RECORDS TO PROCESS:

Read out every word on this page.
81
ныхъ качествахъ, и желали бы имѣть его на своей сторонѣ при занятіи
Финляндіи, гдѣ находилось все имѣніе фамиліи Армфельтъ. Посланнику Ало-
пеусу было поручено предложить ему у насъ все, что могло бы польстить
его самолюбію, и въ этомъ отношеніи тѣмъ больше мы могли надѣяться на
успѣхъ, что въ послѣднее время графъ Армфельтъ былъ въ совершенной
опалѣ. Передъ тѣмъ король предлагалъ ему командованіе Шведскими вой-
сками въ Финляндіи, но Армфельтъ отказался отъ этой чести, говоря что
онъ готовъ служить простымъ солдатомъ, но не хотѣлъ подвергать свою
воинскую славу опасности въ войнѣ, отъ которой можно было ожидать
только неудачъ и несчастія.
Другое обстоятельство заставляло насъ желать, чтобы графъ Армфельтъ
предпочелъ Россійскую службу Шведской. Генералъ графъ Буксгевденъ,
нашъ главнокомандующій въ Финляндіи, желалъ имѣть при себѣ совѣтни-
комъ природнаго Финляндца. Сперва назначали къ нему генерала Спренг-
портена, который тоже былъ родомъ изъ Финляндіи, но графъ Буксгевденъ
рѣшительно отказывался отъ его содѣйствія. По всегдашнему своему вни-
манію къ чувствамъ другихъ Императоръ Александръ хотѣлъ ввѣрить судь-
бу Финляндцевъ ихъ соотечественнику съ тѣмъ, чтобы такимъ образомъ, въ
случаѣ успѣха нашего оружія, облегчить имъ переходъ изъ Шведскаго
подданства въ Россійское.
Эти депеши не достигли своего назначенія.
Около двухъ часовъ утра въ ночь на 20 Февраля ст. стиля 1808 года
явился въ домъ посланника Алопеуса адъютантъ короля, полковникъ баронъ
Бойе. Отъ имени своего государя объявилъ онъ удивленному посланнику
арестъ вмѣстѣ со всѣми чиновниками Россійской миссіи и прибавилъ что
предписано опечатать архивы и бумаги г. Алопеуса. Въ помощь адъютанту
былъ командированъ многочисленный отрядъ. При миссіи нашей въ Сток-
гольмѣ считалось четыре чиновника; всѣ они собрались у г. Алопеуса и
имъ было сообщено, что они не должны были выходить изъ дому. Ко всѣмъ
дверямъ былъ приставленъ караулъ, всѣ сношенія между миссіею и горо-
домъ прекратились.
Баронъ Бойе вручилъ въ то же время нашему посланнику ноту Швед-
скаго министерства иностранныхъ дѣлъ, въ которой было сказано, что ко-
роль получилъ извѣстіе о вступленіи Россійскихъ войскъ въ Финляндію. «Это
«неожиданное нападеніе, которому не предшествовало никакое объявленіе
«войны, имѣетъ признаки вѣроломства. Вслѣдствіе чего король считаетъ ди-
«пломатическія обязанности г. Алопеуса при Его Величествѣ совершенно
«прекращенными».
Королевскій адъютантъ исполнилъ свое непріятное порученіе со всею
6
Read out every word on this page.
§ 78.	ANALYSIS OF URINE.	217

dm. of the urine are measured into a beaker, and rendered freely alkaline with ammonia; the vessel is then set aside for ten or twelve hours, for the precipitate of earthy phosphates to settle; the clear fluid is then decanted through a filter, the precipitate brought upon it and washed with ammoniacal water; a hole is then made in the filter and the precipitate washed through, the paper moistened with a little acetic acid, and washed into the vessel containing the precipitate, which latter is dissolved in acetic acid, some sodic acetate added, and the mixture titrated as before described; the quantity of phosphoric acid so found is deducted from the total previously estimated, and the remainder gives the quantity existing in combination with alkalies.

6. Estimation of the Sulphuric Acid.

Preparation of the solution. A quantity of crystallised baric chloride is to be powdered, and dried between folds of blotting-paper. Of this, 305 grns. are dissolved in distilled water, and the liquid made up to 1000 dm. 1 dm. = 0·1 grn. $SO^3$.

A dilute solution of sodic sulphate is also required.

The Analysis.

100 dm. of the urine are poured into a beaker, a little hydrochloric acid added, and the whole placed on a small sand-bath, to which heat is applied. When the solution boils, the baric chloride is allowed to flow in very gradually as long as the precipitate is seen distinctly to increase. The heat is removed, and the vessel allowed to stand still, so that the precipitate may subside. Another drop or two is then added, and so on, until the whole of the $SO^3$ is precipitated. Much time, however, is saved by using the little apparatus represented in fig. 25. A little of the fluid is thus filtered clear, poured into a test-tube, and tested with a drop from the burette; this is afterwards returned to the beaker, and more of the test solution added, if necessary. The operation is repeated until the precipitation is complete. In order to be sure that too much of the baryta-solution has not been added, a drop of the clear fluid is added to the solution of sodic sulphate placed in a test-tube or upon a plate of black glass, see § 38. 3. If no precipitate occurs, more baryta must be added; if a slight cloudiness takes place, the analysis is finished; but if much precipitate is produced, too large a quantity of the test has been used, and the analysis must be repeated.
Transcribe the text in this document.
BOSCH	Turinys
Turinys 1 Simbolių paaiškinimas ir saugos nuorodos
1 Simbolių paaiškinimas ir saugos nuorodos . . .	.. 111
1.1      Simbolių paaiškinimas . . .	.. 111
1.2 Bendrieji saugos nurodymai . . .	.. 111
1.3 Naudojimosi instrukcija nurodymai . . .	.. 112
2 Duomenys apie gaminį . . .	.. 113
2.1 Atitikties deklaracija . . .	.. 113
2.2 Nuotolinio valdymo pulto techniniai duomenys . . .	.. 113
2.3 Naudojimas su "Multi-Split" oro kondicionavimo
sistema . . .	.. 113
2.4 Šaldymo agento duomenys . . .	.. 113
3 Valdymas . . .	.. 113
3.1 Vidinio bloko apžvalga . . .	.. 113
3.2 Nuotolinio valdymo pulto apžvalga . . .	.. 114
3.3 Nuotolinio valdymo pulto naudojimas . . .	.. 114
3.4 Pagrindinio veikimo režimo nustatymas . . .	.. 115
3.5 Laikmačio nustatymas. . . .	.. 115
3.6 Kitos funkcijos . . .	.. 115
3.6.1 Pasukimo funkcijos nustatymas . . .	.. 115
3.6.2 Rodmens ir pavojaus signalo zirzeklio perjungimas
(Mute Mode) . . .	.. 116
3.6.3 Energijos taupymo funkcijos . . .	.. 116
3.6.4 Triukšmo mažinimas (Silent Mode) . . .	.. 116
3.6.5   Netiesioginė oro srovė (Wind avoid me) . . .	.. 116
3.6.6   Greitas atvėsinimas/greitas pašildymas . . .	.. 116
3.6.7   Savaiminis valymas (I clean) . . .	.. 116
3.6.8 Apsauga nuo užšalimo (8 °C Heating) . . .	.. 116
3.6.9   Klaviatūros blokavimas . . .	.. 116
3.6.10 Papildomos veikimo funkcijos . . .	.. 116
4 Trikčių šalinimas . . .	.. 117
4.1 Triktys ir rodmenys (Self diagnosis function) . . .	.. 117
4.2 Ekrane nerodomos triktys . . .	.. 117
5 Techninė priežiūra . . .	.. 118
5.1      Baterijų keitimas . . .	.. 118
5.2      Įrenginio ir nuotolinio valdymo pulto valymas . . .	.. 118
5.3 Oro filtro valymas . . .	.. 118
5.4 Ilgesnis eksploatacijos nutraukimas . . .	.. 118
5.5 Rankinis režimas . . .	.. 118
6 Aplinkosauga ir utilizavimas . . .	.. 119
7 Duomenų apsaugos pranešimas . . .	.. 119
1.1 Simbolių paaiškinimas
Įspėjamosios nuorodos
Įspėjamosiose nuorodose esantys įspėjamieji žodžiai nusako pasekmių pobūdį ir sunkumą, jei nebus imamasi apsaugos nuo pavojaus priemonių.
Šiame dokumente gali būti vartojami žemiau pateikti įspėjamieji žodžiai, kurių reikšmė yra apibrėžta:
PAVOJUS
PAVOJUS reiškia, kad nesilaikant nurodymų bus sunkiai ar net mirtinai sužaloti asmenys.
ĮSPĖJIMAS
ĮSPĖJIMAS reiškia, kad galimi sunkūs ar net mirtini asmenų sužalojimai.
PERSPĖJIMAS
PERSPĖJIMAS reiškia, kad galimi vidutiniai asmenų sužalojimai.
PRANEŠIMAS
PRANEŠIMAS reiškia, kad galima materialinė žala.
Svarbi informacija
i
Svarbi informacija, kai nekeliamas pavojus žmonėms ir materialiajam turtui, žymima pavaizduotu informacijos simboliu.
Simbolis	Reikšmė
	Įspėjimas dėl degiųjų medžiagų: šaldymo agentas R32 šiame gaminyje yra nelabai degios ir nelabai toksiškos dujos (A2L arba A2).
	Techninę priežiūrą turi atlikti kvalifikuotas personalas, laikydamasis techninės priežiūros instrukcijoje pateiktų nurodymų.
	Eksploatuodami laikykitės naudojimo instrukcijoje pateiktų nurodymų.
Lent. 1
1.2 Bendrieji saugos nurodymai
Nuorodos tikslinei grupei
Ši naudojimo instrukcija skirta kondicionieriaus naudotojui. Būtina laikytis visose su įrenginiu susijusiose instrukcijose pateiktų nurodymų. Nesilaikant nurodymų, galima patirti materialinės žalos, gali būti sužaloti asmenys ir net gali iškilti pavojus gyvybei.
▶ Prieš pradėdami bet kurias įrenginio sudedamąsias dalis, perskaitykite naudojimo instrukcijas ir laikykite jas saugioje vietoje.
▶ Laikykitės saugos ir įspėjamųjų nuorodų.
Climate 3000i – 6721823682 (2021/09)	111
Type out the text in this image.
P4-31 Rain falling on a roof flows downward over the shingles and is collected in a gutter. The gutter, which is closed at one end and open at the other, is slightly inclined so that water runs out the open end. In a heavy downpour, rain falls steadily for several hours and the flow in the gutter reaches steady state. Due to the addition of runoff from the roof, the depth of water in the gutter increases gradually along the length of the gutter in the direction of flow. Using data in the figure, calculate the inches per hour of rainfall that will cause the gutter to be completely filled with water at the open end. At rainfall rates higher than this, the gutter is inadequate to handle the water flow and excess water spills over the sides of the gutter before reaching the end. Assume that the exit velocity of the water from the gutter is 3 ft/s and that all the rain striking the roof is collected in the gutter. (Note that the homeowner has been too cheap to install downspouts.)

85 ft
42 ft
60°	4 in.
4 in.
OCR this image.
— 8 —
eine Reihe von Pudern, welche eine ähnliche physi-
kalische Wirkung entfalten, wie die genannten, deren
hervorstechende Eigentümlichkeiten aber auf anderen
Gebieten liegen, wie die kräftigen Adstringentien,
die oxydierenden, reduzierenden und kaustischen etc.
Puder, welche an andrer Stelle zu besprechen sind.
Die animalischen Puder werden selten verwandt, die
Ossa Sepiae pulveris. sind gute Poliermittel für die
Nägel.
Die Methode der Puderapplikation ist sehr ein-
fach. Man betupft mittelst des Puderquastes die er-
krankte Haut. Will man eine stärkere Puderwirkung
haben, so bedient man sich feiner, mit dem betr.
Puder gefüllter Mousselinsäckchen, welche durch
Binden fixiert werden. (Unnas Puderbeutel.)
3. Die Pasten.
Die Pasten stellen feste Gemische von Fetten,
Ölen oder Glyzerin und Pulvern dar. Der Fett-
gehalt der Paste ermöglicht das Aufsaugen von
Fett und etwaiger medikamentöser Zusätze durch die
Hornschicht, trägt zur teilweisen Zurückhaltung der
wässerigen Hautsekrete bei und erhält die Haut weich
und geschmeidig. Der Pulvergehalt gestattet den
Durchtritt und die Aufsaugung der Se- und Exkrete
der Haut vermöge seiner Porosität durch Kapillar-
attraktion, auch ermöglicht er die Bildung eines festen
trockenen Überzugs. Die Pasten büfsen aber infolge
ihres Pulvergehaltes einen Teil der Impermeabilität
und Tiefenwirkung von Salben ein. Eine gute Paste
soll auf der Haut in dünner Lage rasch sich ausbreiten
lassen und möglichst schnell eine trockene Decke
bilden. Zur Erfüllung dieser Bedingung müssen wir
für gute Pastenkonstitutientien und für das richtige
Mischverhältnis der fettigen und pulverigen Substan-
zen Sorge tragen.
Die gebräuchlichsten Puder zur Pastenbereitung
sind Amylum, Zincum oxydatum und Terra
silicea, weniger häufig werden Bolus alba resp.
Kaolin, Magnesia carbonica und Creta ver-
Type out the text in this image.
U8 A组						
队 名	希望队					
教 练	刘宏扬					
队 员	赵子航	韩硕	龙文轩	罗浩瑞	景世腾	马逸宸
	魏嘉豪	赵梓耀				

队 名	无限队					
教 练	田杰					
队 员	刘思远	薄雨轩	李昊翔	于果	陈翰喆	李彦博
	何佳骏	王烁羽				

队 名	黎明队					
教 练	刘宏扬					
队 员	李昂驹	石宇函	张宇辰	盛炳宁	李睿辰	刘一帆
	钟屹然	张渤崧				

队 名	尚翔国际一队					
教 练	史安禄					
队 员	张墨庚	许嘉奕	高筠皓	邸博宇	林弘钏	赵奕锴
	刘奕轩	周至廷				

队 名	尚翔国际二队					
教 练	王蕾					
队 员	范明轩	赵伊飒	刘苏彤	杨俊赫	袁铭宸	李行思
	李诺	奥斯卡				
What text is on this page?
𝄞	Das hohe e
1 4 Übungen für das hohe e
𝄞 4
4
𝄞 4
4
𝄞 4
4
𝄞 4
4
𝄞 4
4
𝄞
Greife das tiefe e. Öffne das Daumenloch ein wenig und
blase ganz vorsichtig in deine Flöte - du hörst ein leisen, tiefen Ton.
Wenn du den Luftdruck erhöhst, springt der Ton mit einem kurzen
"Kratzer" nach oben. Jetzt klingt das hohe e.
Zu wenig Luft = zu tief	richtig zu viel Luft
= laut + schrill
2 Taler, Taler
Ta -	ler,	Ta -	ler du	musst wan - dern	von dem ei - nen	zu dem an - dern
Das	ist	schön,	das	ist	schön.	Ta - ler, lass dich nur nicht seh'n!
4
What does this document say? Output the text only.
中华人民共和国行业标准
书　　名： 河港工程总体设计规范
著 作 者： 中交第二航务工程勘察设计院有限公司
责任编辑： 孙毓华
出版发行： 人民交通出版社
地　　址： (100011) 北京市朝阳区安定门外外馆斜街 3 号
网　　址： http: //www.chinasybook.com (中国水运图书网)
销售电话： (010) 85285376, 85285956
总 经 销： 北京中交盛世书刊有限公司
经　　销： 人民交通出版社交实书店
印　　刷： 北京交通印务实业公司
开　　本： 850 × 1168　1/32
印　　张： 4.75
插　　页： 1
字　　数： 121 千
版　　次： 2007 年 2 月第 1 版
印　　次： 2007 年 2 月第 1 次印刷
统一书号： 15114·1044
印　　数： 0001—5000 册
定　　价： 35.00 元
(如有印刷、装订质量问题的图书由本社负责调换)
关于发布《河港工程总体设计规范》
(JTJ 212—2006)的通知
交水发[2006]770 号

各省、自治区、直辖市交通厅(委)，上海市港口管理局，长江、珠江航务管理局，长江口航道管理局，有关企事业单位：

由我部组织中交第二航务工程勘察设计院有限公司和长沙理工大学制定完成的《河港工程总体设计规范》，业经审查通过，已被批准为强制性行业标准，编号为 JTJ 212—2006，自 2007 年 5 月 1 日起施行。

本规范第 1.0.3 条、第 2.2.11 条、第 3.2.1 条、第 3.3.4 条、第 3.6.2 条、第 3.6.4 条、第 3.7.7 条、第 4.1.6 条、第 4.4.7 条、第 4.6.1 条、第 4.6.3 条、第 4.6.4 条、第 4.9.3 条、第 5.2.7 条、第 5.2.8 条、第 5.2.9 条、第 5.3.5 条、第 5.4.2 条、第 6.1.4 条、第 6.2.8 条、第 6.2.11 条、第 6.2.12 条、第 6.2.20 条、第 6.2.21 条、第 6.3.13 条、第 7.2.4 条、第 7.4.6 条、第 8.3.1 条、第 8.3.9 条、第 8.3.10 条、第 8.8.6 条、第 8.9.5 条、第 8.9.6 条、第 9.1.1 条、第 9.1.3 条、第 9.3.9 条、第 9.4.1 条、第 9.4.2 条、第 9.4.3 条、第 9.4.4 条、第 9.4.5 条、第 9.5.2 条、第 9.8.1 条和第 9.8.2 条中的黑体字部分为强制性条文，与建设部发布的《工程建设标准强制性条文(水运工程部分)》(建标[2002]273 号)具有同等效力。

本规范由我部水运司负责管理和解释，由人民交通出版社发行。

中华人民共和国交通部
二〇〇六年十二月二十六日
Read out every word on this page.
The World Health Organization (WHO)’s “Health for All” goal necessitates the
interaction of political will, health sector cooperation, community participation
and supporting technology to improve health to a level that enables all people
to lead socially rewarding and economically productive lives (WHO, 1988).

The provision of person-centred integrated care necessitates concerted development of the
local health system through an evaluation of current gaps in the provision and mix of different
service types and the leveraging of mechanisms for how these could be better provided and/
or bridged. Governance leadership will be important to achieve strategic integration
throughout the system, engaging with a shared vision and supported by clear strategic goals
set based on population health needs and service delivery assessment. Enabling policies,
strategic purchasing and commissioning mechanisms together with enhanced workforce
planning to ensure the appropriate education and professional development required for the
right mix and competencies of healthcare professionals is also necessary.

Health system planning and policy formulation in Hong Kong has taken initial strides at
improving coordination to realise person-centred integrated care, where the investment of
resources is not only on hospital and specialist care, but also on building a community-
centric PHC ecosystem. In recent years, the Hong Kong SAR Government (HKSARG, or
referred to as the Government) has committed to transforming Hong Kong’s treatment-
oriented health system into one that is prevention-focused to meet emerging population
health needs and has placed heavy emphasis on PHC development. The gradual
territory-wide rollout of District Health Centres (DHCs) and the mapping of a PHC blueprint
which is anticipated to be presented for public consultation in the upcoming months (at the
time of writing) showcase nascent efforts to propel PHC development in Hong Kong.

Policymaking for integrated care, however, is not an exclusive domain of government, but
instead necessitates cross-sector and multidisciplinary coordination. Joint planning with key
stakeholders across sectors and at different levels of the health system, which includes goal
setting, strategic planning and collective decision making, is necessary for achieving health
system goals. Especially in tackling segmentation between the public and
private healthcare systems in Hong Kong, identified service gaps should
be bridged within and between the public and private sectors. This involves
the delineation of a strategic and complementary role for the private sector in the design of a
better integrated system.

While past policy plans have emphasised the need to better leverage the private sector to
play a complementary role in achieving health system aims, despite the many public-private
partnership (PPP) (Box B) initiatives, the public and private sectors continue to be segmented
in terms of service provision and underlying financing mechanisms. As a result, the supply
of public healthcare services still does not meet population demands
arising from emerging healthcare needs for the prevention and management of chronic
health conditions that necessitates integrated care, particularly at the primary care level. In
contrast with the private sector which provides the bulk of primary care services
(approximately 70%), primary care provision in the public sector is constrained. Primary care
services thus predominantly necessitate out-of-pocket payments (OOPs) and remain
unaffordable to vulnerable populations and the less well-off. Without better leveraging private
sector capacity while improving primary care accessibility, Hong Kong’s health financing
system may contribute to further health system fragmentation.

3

PROBLEM TO WORK ON:
Which lines include the word "было"? Copy every one of them.

RESPONSE TO THE EXERCISE:
пеусу было поручено предложить ему у насъ все, что могло бы польстить
воинскую славу опасности въ войнѣ, отъ которой можно было ожидать
имъ было сообщено, что они не должны были выходить изъ дому. Ко всѣмъ
скаго министерства иностранныхъ дѣлъ, въ которой было сказано, что ко-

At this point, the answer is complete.